## Directions for this task
Starting at the first line of the listing and ending at the line with "country-field[interactable]: Country USA", both included, rewrite those lines as a JSON list of strings with one string per line. Leave out any blank lines.

.....

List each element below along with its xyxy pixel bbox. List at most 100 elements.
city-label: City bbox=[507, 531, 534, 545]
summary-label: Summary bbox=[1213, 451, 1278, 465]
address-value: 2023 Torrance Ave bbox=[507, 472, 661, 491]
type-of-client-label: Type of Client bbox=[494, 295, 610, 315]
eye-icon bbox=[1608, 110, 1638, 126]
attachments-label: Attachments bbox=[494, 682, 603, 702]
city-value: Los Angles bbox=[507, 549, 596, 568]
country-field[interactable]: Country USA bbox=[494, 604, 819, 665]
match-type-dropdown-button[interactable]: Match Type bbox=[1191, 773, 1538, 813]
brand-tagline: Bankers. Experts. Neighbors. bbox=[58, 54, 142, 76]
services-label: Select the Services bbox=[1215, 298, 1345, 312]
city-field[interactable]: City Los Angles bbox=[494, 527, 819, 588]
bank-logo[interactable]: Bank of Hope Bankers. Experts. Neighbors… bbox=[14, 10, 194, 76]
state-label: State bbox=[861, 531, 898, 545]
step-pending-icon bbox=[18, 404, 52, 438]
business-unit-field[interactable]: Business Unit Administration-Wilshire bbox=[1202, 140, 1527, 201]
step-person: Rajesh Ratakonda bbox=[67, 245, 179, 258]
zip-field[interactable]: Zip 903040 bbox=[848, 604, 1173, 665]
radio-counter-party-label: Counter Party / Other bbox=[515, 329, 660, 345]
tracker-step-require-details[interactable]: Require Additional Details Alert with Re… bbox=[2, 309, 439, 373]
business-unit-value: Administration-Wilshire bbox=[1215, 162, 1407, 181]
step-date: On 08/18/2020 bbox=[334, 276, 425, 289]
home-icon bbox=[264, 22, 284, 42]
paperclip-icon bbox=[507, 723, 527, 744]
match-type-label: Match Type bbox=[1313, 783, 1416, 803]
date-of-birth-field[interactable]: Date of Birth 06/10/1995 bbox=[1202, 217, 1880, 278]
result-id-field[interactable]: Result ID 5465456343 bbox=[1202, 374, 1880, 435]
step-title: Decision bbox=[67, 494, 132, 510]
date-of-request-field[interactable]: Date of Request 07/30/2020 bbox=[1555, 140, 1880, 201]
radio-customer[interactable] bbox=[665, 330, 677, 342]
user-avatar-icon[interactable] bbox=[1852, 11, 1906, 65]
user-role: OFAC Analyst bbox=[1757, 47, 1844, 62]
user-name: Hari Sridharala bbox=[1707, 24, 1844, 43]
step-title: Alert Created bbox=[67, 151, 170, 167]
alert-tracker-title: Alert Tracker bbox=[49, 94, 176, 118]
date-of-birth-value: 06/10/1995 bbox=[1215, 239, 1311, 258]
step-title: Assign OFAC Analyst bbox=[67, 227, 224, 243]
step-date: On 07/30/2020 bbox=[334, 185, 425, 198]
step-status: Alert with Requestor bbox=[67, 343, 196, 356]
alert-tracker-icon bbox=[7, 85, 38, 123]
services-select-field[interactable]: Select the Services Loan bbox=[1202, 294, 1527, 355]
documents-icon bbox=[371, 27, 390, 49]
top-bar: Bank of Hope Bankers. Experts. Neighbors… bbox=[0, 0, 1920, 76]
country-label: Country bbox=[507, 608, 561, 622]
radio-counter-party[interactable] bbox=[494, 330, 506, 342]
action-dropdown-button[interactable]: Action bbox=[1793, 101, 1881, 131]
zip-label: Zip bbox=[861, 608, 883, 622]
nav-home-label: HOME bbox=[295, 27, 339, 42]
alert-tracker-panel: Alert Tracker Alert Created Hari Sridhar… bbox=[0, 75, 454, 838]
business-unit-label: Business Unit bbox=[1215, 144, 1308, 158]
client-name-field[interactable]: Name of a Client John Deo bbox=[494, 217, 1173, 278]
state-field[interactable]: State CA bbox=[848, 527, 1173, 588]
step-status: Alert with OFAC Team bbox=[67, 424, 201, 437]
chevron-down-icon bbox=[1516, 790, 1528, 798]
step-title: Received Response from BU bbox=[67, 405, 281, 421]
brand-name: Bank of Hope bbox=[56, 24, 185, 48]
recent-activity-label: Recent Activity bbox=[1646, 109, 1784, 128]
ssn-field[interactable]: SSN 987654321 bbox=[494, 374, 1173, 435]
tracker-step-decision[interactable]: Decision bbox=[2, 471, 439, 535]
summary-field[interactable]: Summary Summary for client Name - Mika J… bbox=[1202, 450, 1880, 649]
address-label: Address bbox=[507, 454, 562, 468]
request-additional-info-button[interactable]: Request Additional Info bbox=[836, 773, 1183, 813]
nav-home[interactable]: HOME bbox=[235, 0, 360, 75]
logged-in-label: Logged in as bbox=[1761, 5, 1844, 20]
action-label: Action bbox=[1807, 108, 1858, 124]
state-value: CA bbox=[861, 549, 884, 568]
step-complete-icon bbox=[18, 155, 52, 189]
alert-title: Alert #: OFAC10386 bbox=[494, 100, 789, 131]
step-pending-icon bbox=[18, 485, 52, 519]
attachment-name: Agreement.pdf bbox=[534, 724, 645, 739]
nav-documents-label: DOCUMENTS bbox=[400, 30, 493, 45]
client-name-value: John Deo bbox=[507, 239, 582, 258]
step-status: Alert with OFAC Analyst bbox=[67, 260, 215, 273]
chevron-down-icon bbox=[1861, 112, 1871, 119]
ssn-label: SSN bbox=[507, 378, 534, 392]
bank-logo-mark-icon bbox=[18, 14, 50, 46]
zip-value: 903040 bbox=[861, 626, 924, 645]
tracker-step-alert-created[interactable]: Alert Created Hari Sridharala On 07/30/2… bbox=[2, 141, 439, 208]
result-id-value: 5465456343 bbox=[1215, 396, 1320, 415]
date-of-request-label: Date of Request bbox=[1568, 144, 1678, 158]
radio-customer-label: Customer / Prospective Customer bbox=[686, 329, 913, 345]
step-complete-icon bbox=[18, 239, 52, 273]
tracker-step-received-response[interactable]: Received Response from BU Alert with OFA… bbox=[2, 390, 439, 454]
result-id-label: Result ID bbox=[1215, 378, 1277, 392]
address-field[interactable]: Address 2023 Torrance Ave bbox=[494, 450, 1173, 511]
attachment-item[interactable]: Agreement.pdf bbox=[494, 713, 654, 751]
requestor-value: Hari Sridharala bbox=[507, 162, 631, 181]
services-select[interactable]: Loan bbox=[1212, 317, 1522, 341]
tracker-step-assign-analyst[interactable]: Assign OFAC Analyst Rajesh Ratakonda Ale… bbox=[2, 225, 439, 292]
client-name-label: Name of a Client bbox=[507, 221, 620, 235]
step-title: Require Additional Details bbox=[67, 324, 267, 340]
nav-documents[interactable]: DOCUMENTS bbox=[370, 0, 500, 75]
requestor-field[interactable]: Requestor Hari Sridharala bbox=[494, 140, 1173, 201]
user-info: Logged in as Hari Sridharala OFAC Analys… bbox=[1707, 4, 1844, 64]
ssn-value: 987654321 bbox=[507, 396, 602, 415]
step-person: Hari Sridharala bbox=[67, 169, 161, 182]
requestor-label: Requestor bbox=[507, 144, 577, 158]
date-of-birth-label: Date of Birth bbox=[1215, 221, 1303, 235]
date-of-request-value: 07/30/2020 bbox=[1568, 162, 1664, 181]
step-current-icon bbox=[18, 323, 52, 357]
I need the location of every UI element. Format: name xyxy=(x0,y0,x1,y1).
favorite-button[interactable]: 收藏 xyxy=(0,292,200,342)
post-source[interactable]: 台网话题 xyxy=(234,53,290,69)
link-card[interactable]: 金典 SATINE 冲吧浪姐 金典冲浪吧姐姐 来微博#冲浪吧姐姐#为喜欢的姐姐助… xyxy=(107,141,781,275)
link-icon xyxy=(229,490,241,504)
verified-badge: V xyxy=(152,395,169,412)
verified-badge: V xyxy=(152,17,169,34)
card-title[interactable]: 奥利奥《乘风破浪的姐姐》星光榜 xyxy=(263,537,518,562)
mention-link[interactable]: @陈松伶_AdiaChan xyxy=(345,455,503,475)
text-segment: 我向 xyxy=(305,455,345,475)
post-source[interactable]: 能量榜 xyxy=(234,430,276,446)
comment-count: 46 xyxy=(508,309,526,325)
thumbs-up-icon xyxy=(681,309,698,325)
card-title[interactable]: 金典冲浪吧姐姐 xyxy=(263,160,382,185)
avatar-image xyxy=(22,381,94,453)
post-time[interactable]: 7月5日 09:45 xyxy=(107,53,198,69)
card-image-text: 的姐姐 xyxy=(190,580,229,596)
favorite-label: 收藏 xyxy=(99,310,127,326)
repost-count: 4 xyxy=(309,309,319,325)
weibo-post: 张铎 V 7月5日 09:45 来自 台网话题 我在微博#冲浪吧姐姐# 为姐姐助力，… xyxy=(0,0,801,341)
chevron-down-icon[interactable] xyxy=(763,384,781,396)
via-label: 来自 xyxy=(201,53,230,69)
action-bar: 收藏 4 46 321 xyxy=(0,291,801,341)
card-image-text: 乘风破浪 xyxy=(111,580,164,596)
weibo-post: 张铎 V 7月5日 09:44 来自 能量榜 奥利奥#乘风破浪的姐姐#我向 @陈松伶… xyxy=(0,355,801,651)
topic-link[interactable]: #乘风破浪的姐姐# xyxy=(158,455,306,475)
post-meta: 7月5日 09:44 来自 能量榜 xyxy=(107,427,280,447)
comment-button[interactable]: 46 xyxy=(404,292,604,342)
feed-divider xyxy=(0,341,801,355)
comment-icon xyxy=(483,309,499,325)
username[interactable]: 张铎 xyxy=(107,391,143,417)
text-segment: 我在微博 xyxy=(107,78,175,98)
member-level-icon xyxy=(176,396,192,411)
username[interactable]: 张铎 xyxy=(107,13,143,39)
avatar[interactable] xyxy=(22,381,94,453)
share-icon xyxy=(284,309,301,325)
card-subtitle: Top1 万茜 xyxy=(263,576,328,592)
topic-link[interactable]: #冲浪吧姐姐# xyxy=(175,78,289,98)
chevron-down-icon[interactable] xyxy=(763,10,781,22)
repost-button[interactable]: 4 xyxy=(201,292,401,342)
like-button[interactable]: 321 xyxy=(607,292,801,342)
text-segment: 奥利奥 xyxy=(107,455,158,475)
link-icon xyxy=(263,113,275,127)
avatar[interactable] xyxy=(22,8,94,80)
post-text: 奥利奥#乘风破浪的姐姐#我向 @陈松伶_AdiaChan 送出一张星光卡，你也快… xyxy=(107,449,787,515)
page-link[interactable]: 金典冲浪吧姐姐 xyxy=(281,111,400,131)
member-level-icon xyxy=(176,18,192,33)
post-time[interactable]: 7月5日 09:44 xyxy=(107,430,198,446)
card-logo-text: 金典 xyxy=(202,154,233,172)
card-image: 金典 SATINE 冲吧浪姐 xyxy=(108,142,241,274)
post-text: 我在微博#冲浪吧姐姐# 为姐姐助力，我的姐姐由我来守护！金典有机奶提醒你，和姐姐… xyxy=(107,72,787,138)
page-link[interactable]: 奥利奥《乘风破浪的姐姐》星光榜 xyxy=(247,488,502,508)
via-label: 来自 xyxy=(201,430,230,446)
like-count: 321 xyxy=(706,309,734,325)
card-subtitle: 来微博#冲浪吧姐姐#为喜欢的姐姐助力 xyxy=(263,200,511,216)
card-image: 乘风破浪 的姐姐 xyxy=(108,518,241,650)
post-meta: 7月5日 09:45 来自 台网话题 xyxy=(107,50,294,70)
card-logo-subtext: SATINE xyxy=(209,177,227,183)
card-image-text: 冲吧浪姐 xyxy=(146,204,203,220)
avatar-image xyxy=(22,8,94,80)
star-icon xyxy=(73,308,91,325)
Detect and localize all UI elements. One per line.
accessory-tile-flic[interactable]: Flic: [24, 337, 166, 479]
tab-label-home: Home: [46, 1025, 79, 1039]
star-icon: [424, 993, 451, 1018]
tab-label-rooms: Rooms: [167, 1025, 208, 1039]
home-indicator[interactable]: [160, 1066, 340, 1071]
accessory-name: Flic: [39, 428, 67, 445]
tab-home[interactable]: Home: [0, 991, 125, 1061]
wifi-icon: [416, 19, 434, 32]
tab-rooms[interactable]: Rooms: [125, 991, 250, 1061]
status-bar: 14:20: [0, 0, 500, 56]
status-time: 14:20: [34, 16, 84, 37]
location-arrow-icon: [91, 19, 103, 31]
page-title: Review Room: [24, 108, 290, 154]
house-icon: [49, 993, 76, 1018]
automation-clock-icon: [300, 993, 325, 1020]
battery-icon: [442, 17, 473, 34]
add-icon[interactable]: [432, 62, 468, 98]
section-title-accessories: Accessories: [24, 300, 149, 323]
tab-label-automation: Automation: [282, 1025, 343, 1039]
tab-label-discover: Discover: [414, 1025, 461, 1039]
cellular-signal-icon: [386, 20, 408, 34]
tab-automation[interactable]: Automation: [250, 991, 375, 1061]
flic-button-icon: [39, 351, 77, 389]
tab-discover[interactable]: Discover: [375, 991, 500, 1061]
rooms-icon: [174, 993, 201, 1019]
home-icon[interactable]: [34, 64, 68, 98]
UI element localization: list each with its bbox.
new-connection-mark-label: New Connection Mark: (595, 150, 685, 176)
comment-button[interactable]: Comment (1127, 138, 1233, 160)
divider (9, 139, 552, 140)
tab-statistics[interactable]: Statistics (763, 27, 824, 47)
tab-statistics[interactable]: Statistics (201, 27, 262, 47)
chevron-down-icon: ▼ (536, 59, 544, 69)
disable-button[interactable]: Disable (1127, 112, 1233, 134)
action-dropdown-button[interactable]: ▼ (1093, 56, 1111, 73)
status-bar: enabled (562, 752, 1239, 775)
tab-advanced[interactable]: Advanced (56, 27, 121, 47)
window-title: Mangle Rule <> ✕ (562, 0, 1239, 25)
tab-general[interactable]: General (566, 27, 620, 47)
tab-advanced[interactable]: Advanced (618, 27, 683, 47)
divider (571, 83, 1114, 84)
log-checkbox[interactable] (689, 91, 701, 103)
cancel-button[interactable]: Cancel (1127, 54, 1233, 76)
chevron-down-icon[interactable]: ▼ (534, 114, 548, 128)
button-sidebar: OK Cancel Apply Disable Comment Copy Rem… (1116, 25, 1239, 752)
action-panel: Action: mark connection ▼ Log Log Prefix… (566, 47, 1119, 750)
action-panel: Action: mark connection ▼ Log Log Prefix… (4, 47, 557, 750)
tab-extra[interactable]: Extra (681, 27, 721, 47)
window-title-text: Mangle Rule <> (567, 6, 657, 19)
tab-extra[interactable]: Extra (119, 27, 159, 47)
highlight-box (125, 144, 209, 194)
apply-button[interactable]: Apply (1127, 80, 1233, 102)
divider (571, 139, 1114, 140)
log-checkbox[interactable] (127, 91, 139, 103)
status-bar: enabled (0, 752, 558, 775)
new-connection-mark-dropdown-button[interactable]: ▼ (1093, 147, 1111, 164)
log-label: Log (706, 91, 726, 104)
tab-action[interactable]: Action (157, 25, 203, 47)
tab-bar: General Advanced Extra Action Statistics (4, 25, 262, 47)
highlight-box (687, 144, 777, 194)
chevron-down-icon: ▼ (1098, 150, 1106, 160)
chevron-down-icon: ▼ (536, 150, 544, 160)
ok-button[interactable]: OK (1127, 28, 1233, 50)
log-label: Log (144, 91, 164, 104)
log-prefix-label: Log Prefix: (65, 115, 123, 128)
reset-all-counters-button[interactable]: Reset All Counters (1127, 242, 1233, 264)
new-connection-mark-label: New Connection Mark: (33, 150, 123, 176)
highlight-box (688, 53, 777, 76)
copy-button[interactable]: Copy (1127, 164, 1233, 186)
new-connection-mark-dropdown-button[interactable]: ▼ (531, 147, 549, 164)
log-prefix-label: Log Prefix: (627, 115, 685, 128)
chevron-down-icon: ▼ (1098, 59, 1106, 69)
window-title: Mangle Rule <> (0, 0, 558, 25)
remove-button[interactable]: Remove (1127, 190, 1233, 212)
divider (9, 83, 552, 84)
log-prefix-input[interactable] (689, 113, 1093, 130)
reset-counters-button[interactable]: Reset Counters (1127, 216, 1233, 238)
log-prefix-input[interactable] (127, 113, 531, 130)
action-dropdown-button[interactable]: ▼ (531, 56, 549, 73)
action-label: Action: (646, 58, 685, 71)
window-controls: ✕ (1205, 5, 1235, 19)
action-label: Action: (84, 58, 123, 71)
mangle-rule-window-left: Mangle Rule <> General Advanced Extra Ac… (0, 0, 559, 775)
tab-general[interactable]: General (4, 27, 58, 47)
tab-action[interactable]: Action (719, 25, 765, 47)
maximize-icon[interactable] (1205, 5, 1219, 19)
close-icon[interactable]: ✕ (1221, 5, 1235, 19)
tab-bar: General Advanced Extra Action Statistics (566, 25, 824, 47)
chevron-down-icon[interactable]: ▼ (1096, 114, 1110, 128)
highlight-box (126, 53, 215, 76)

.....

## Solution
[
  "List each element below along with its xyxy pixel bbox. List at most 100 elements.",
  "city-label: City bbox=[507, 531, 534, 545]",
  "summary-label: Summary bbox=[1213, 451, 1278, 465]",
  "address-value: 2023 Torrance Ave bbox=[507, 472, 661, 491]",
  "type-of-client-label: Type of Client bbox=[494, 295, 610, 315]",
  "eye-icon bbox=[1608, 110, 1638, 126]",
  "attachments-label: Attachments bbox=[494, 682, 603, 702]",
  "city-value: Los Angles bbox=[507, 549, 596, 568]",
  "country-field[interactable]: Country USA bbox=[494, 604, 819, 665]"
]